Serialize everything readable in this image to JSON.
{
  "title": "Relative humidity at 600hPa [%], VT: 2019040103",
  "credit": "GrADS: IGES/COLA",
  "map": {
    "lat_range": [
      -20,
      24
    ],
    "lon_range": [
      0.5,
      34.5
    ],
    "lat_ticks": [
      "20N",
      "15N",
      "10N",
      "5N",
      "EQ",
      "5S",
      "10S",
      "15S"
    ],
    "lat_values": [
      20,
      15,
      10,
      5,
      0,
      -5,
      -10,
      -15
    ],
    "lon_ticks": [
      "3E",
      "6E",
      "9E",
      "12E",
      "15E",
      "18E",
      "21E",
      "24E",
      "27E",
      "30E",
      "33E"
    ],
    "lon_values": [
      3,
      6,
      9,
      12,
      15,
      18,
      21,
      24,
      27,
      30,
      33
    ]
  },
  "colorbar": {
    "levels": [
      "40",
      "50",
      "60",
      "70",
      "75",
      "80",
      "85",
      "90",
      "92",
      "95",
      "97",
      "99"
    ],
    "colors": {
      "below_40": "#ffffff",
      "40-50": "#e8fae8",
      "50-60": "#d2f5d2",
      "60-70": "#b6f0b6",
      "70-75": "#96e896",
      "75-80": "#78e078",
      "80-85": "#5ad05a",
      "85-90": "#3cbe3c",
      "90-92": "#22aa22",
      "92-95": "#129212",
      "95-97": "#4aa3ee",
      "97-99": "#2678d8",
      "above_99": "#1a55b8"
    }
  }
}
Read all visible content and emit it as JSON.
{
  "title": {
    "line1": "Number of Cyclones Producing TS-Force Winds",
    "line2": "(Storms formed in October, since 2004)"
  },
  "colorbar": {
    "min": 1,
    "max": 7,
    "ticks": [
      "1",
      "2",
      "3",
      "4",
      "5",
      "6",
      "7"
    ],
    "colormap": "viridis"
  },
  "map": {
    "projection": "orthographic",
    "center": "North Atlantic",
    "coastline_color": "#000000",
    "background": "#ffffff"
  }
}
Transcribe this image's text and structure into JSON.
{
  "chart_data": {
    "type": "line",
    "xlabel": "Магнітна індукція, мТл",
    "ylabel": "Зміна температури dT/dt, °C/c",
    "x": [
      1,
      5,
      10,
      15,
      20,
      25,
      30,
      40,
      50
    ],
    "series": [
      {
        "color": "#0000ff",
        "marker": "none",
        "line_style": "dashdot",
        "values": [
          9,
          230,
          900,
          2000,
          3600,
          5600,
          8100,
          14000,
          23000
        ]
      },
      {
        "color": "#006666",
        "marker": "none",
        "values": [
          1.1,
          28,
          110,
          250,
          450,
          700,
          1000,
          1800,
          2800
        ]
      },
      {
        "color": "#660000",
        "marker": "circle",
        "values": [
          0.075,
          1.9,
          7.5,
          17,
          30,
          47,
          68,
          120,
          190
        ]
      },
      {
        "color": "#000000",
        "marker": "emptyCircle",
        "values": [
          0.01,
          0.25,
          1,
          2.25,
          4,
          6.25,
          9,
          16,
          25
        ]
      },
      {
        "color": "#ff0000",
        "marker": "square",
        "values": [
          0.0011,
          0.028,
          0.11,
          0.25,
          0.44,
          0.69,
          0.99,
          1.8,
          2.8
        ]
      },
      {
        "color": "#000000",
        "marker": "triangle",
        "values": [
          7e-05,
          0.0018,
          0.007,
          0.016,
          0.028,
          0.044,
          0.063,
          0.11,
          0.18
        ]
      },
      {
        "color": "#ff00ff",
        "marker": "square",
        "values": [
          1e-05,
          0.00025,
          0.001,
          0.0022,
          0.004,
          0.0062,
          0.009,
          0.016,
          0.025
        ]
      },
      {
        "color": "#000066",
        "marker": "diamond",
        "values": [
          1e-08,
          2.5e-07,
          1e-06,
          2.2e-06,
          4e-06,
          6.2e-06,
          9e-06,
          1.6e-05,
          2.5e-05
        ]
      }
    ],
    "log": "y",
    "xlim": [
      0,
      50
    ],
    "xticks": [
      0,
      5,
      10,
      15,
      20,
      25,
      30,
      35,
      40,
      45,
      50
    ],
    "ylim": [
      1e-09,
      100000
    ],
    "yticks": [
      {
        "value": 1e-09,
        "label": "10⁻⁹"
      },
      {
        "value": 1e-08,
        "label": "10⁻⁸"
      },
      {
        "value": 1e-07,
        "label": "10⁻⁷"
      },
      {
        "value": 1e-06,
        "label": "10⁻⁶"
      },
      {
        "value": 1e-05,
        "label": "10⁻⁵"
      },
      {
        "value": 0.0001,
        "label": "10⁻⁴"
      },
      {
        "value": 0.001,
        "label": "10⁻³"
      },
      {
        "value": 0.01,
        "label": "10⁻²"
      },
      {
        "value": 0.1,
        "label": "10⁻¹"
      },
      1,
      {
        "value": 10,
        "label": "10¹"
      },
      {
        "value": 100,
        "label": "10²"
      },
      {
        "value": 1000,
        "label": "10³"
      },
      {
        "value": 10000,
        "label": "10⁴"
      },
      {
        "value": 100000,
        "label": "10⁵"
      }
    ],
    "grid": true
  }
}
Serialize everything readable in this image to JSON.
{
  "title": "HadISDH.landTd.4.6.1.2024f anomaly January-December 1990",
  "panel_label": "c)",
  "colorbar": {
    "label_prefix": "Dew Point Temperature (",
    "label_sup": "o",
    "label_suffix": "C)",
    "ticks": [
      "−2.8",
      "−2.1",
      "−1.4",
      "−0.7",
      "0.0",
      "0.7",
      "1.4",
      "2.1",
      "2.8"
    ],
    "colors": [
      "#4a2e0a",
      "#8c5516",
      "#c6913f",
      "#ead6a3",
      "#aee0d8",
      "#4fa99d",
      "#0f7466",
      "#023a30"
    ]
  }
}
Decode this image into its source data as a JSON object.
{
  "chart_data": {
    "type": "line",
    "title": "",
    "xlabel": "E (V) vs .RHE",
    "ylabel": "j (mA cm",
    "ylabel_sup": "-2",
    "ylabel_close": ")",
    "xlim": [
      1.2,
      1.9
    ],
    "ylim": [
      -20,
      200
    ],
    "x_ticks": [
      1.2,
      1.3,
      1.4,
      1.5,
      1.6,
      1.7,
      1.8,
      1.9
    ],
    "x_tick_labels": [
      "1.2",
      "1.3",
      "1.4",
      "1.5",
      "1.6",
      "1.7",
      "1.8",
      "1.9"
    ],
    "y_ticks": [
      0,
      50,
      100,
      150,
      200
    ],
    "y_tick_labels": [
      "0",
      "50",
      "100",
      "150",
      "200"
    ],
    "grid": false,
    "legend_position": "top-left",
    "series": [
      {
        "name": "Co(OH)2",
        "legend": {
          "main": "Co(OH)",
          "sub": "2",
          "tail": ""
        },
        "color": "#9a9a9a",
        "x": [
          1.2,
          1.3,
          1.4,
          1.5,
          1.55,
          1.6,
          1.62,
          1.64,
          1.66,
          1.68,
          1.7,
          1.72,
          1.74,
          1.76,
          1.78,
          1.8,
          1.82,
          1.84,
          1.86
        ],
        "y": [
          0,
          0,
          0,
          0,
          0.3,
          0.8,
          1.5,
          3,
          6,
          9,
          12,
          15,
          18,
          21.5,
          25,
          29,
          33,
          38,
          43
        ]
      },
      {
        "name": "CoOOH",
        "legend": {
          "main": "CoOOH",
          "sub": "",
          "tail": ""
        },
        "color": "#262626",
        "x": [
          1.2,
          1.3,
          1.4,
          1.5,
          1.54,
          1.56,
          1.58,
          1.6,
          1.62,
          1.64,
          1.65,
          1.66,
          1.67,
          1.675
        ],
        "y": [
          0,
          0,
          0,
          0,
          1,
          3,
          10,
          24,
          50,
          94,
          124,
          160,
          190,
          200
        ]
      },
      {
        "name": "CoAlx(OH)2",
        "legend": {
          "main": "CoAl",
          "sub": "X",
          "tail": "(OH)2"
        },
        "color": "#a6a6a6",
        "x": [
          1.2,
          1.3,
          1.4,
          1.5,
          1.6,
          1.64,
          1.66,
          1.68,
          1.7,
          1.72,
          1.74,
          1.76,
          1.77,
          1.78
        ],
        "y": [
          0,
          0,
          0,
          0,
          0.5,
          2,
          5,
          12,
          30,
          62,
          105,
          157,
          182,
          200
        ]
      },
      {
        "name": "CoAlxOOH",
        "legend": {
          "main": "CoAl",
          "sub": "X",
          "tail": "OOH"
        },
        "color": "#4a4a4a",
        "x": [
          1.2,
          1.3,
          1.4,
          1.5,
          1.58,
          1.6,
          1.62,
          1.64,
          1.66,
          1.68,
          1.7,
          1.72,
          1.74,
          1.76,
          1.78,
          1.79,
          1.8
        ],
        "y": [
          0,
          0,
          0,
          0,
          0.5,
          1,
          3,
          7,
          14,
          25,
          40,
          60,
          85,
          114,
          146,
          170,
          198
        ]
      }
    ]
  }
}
◆ ◆ ◆ ◆
• Objective
Using the listing above, gather each line that holds the string "JSON" and copy it.

• Response
Serialize everything readable in this image to JSON.
Read all visible content and emit it as JSON.
Transcribe this image's text and structure into JSON.
Serialize everything readable in this image to JSON.
Decode this image into its source data as a JSON object.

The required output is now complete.